## start Extracted data
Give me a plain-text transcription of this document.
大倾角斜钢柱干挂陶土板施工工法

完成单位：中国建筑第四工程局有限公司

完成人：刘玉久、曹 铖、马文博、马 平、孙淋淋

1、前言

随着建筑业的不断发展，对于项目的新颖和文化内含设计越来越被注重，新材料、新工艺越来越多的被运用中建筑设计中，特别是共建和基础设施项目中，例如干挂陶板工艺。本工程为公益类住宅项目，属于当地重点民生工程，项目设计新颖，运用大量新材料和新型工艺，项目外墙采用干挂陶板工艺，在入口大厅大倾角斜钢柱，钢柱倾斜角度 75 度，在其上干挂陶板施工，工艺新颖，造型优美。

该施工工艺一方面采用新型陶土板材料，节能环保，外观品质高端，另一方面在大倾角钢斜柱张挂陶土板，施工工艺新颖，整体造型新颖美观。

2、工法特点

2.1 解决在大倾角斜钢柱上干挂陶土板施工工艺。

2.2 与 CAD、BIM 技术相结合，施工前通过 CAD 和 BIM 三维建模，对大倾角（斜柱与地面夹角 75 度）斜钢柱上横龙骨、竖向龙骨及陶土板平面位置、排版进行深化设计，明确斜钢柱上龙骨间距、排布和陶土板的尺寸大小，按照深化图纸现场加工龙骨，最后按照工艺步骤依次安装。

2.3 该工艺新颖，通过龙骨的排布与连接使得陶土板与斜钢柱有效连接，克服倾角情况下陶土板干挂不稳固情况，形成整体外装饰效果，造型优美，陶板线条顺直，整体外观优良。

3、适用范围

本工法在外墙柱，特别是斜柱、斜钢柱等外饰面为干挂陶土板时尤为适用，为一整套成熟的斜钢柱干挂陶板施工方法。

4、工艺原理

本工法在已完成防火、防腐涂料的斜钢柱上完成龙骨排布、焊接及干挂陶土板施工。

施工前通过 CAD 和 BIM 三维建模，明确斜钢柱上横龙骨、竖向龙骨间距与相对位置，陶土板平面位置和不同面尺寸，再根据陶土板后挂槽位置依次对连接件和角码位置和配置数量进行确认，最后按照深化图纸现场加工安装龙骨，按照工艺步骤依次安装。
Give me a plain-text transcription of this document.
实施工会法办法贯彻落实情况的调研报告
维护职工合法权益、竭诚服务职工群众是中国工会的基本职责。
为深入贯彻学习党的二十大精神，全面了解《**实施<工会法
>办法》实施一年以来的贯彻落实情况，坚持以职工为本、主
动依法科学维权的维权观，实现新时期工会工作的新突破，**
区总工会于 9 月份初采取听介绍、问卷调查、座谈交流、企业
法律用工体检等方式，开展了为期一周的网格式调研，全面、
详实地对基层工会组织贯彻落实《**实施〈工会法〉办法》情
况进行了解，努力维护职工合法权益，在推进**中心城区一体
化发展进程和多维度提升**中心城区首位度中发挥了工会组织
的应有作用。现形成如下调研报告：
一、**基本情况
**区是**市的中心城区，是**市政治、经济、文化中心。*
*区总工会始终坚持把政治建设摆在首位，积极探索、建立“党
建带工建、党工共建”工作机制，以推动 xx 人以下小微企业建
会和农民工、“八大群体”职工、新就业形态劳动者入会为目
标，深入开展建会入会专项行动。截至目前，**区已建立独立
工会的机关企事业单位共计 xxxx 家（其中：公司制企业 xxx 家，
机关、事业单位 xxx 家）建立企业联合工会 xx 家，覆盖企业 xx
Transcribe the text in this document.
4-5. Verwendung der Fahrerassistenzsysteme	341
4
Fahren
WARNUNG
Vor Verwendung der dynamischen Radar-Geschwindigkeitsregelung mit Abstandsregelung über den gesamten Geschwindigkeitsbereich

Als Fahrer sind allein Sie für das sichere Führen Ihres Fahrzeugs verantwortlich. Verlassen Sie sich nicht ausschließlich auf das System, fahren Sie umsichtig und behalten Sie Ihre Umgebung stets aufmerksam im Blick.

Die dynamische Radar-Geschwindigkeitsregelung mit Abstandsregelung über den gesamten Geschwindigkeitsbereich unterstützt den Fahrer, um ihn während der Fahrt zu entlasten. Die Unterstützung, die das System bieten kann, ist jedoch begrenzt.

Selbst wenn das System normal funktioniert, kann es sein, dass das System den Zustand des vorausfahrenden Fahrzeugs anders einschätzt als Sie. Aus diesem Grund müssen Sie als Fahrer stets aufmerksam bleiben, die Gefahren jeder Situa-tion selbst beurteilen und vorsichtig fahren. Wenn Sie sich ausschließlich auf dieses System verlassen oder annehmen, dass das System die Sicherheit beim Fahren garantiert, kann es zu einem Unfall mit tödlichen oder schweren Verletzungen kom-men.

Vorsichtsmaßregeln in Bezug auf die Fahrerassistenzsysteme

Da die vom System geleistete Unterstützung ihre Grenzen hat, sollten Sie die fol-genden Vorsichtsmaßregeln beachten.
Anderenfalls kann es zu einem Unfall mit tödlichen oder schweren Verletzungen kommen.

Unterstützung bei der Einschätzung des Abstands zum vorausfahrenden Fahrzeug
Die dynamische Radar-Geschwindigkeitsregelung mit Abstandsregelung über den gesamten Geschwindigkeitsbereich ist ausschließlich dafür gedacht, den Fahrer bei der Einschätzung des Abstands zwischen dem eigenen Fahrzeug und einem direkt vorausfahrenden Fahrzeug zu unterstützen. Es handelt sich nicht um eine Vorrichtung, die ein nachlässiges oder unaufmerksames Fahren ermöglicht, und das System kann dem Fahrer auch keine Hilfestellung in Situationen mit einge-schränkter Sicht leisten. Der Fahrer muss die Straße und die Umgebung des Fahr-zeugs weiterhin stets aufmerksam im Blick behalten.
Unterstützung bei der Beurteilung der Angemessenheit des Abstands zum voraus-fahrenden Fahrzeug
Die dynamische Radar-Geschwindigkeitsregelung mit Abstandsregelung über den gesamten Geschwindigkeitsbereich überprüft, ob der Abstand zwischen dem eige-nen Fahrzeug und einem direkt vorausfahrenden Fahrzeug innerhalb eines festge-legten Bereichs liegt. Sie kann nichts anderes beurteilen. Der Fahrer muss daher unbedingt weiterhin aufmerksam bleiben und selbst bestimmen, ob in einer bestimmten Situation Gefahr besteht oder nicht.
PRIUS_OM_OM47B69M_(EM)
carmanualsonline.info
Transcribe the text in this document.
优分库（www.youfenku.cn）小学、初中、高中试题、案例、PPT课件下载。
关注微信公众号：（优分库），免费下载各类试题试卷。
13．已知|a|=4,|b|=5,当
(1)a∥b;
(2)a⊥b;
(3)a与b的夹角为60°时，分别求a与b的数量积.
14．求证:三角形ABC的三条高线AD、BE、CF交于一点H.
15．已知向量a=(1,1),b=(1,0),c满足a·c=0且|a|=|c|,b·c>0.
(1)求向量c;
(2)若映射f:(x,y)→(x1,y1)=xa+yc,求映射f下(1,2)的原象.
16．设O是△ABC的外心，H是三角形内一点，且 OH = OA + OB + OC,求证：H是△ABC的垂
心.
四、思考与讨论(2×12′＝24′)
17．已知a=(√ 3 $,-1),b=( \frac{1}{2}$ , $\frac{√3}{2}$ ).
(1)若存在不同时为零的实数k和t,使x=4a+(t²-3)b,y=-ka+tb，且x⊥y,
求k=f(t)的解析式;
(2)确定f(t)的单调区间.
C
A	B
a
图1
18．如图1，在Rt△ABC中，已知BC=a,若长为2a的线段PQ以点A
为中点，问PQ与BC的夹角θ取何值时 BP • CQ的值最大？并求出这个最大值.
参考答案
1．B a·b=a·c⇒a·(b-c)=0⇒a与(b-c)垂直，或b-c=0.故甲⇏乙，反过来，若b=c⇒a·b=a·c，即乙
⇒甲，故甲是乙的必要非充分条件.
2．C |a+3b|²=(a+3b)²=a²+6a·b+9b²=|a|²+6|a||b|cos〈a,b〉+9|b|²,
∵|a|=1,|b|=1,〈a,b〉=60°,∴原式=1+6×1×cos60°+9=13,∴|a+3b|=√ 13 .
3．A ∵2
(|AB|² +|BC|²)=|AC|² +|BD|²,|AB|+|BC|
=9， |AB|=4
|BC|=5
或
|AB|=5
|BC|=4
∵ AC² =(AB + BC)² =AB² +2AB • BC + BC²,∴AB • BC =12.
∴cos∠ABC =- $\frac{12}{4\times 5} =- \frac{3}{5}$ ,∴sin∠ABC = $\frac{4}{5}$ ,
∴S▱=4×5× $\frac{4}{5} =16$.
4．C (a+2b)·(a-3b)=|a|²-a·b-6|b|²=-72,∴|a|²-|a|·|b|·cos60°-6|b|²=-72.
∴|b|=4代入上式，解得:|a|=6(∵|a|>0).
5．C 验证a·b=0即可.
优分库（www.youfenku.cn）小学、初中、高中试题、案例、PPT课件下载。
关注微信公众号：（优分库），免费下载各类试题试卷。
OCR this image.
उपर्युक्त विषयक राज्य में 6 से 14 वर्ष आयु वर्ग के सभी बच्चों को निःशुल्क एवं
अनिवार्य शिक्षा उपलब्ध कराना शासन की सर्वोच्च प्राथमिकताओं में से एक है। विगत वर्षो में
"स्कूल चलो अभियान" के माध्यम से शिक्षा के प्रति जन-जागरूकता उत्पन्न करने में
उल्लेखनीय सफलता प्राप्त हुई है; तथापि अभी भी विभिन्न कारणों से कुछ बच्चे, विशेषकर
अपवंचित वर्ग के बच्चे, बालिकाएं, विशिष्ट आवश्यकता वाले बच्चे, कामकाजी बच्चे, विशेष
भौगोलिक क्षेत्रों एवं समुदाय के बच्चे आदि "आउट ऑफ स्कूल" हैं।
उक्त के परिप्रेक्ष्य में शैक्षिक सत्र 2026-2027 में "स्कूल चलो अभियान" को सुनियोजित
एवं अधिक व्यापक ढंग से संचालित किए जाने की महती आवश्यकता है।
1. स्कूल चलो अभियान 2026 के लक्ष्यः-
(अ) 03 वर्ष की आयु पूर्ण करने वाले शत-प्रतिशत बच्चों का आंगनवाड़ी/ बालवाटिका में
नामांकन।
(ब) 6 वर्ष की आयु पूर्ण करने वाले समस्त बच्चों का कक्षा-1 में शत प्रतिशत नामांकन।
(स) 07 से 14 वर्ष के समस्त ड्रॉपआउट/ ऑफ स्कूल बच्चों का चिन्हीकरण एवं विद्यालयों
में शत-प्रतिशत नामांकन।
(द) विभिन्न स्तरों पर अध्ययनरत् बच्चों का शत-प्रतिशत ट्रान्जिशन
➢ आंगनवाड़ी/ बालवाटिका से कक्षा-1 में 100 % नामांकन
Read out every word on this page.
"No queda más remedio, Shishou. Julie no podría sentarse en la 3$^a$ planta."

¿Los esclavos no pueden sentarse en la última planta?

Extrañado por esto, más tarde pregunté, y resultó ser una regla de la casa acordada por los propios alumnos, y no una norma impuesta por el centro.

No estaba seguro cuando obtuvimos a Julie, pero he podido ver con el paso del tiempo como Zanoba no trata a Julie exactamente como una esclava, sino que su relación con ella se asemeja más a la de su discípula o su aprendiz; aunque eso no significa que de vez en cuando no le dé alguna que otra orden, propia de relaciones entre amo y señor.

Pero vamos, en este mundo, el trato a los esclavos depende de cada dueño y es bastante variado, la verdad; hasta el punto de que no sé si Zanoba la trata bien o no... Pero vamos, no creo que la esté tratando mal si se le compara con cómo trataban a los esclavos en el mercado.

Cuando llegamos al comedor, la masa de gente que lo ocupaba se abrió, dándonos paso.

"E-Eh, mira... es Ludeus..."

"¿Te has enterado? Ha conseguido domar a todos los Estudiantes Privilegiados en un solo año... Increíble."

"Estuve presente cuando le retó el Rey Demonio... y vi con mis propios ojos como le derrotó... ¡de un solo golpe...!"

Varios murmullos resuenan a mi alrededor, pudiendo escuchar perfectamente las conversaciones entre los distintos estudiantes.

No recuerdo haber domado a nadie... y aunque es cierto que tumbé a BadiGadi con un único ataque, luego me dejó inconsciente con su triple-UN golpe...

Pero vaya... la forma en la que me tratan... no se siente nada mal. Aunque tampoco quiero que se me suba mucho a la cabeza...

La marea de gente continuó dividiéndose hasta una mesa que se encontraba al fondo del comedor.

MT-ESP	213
## end Extracted data
▶ Exercise aim: Above are some records. Count the lines among them with the word "Fahrerassistenzsysteme", and answer with the number only.

▶ Response to the exercise: 2